* TEXTAUSZUG
+---+

Sittler fühlt sich nicht an einem Ort verwurzelt

Klingt ein wenig heimatlos, das alles. Wo ist sie denn überhaupt, Sittlers Heimat? „Heimat ist das, was meine Frau hat in Furtwangen“, erzählt er im gemütlichen Stuttgarter Wohnzimmer. „Sie ist in Furtwangen geboren und aufgewachsen im Elternhaus, bis sie 17 war, sie hat eine emotionale Beziehung dazu.“ Sie müsse nicht fortwährend dort hin, aber es sei ihre Heimat. „Und ich habe das nicht. Ich fühle mich nicht an einem Ort verwurzelt. Aber ich vermisse es auch nicht, weil ich überall klarkomme“, sagt Sittler.

Ein politischer Mensch, ja, das sei er durchaus, sagt er. Von jeher. „Grünen-nah“, sagt er. Er engagiert sich als bekanntestes Gesicht der Gegner des Milliarden-Bahnhofsprojekts Stuttgart 21, das er nach wie vor für unnötig hält, für ein Milliardengrab mitten in seiner Stadt. Sittler ist auch gerngesehener Gast im Polittalk, selbst will er aber nicht in die Politik. „Ich wäre kein guter Politiker“, davon ist er überzeugt. „Als Politiker braucht man eine Phalanx von Menschen, die einem helfen, die einen auch zurecht stoßen, wenn man mal daneben liegt. Und dieses Fundament habe ich nicht.“

Er würde einen guten Berater abgeben, schätzt Sittler, und gibt der Politik einen Tipp: „Politiker müssten sich einen Shakespeareschen Narren zulegen, der die Stimmung des Landes kennt und dem sie einmal im Monat zuhören müssten. Sie dürften nichts sagen, sie dürften nur sitzen und zuhören.“ Aber Zuhören sei eben eine häufig nicht sehr ausgeprägte Eigenschaft in der politischen Landschaft.

+---+

* BEREITGESTELLTE DATEN
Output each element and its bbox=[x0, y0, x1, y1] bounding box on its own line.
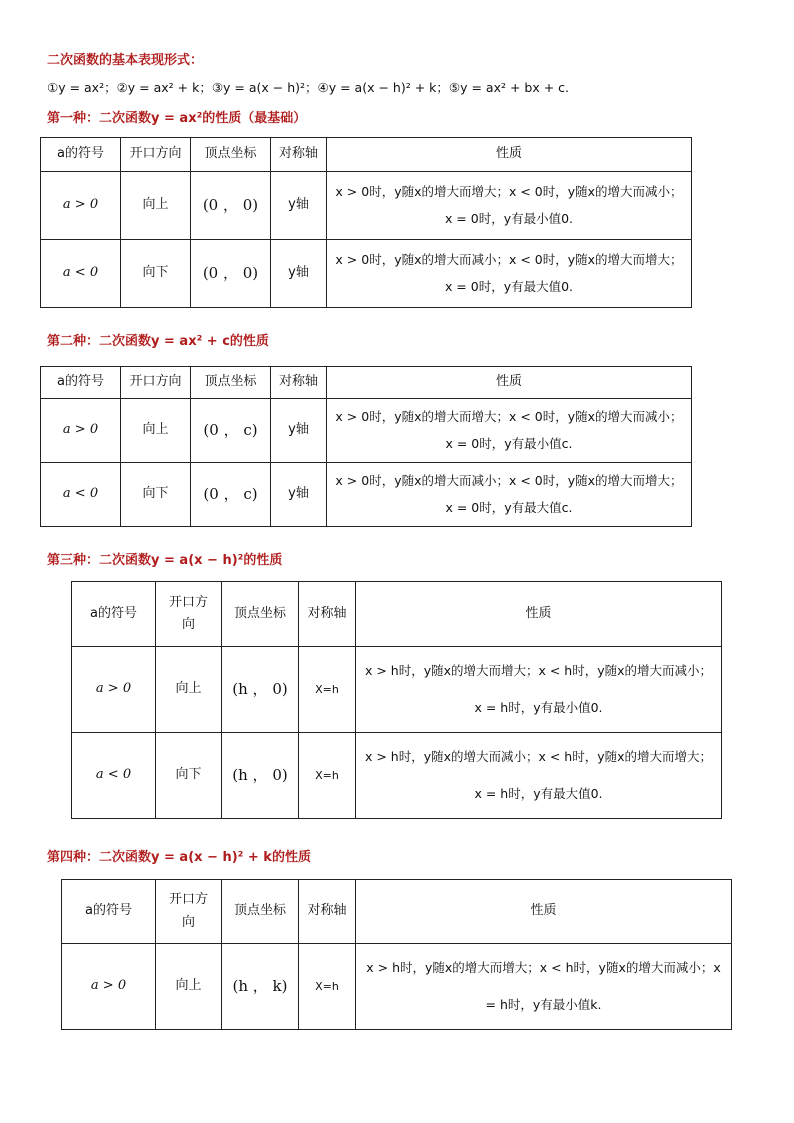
header-open: 开口方向 bbox=[156, 582, 222, 647]
table-header-row bbox=[41, 367, 692, 399]
axis-cell: y轴 bbox=[271, 240, 327, 308]
open-cell: 向上 bbox=[121, 399, 191, 463]
property-cell: x > h时，y随x的增大而减小；x < h时，y随x的增大而增大；x = h时，y有最大值0. bbox=[356, 733, 722, 819]
sign-cell: a < 0 bbox=[41, 463, 121, 527]
table-row bbox=[62, 944, 732, 1030]
sign-cell: a > 0 bbox=[72, 647, 156, 733]
vertex-cell: (0 ， c) bbox=[191, 463, 271, 527]
header-property: 性质 bbox=[327, 367, 692, 399]
table-row bbox=[72, 647, 722, 733]
header-sign: a的符号 bbox=[72, 582, 156, 647]
section-4-title: 第四种：二次函数y = a(x − h)² + k的性质 bbox=[47, 850, 311, 865]
header-sign: a的符号 bbox=[41, 367, 121, 399]
vertex-cell: (0 ， c) bbox=[191, 399, 271, 463]
open-cell: 向下 bbox=[121, 463, 191, 527]
header-property: 性质 bbox=[356, 880, 732, 944]
table-row bbox=[41, 399, 692, 463]
sign-cell: a < 0 bbox=[41, 240, 121, 308]
intro-title: 二次函数的基本表现形式： bbox=[47, 53, 204, 68]
table-header-row bbox=[62, 880, 732, 944]
axis-cell: X=h bbox=[299, 733, 356, 819]
sign-cell: a > 0 bbox=[41, 172, 121, 240]
table-header-row bbox=[41, 138, 692, 172]
property-cell: x > 0时，y随x的增大而减小；x < 0时，y随x的增大而增大；x = 0时，y有最大值0. bbox=[327, 240, 692, 308]
axis-cell: X=h bbox=[299, 647, 356, 733]
open-cell: 向上 bbox=[156, 944, 222, 1030]
header-vertex: 顶点坐标 bbox=[222, 880, 299, 944]
header-sign: a的符号 bbox=[62, 880, 156, 944]
vertex-cell: (h ， 0) bbox=[222, 733, 299, 819]
header-sign: a的符号 bbox=[41, 138, 121, 172]
vertex-cell: (0 ， 0) bbox=[191, 172, 271, 240]
vertex-cell: (0 ， 0) bbox=[191, 240, 271, 308]
property-cell: x > h时，y随x的增大而增大；x < h时，y随x的增大而减小；x = h时，y有最小值k. bbox=[356, 944, 732, 1030]
vertex-cell: (h ， k) bbox=[222, 944, 299, 1030]
sign-cell: a > 0 bbox=[62, 944, 156, 1030]
header-vertex: 顶点坐标 bbox=[191, 367, 271, 399]
header-open: 开口方向 bbox=[121, 367, 191, 399]
table-row bbox=[72, 733, 722, 819]
axis-cell: y轴 bbox=[271, 463, 327, 527]
open-cell: 向下 bbox=[156, 733, 222, 819]
header-open: 开口方向 bbox=[156, 880, 222, 944]
section-2-title: 第二种：二次函数y = ax² + c的性质 bbox=[47, 334, 269, 349]
header-axis: 对称轴 bbox=[299, 880, 356, 944]
open-cell: 向下 bbox=[121, 240, 191, 308]
table-row bbox=[41, 463, 692, 527]
header-axis: 对称轴 bbox=[271, 138, 327, 172]
open-cell: 向上 bbox=[156, 647, 222, 733]
section-4-table bbox=[61, 879, 732, 1030]
sign-cell: a > 0 bbox=[41, 399, 121, 463]
section-2-table bbox=[40, 366, 692, 527]
section-1-title: 第一种：二次函数y = ax²的性质（最基础） bbox=[47, 111, 307, 126]
header-open: 开口方向 bbox=[121, 138, 191, 172]
table-row bbox=[41, 240, 692, 308]
intro-forms: ①y = ax²；②y = ax² + k；③y = a(x − h)²；④y = a(x − h)² + k；⑤y = ax² + bx + c. bbox=[47, 80, 569, 95]
table-row bbox=[41, 172, 692, 240]
section-1-table bbox=[40, 137, 692, 308]
property-cell: x > h时，y随x的增大而增大；x < h时，y随x的增大而减小；x = h时，y有最小值0. bbox=[356, 647, 722, 733]
header-property: 性质 bbox=[356, 582, 722, 647]
axis-cell: y轴 bbox=[271, 399, 327, 463]
header-vertex: 顶点坐标 bbox=[222, 582, 299, 647]
property-cell: x > 0时，y随x的增大而增大；x < 0时，y随x的增大而减小；x = 0时，y有最小值0. bbox=[327, 172, 692, 240]
open-cell: 向上 bbox=[121, 172, 191, 240]
header-property: 性质 bbox=[327, 138, 692, 172]
sign-cell: a < 0 bbox=[72, 733, 156, 819]
header-axis: 对称轴 bbox=[271, 367, 327, 399]
vertex-cell: (h ， 0) bbox=[222, 647, 299, 733]
table-header-row bbox=[72, 582, 722, 647]
header-vertex: 顶点坐标 bbox=[191, 138, 271, 172]
header-axis: 对称轴 bbox=[299, 582, 356, 647]
section-3-table bbox=[71, 581, 722, 819]
property-cell: x > 0时，y随x的增大而减小；x < 0时，y随x的增大而增大；x = 0时，y有最大值c. bbox=[327, 463, 692, 527]
axis-cell: X=h bbox=[299, 944, 356, 1030]
axis-cell: y轴 bbox=[271, 172, 327, 240]
section-3-title: 第三种：二次函数y = a(x − h)²的性质 bbox=[47, 553, 283, 568]
property-cell: x > 0时，y随x的增大而增大；x < 0时，y随x的增大而减小；x = 0时，y有最小值c. bbox=[327, 399, 692, 463]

+---+

Schreiben Sie den Text über Sittlers Verhältnis zu Heimat und Politik im Anschluss an dessen letzten Satz weiter. Die Daten sind hierfür ohne Belang.

* ERGEBNIS
Schauspieler ohne Skandale

Skandale hatte und hat Sittler niemandem zu bieten. „Ich weiß, das macht mich langweilig“, feixt er gerne. Seit 37 Jahren ist er mit der Filmemacherin Sigrid Klausmann verheiratet, sie haben drei erwachsene Kinder. Jennifer, Benedikt und Lea-Marie gehen längst ihre eigenen Wege, der eine in Mexiko, die andere in Schweden und die dritte in Schwäbisch Hall.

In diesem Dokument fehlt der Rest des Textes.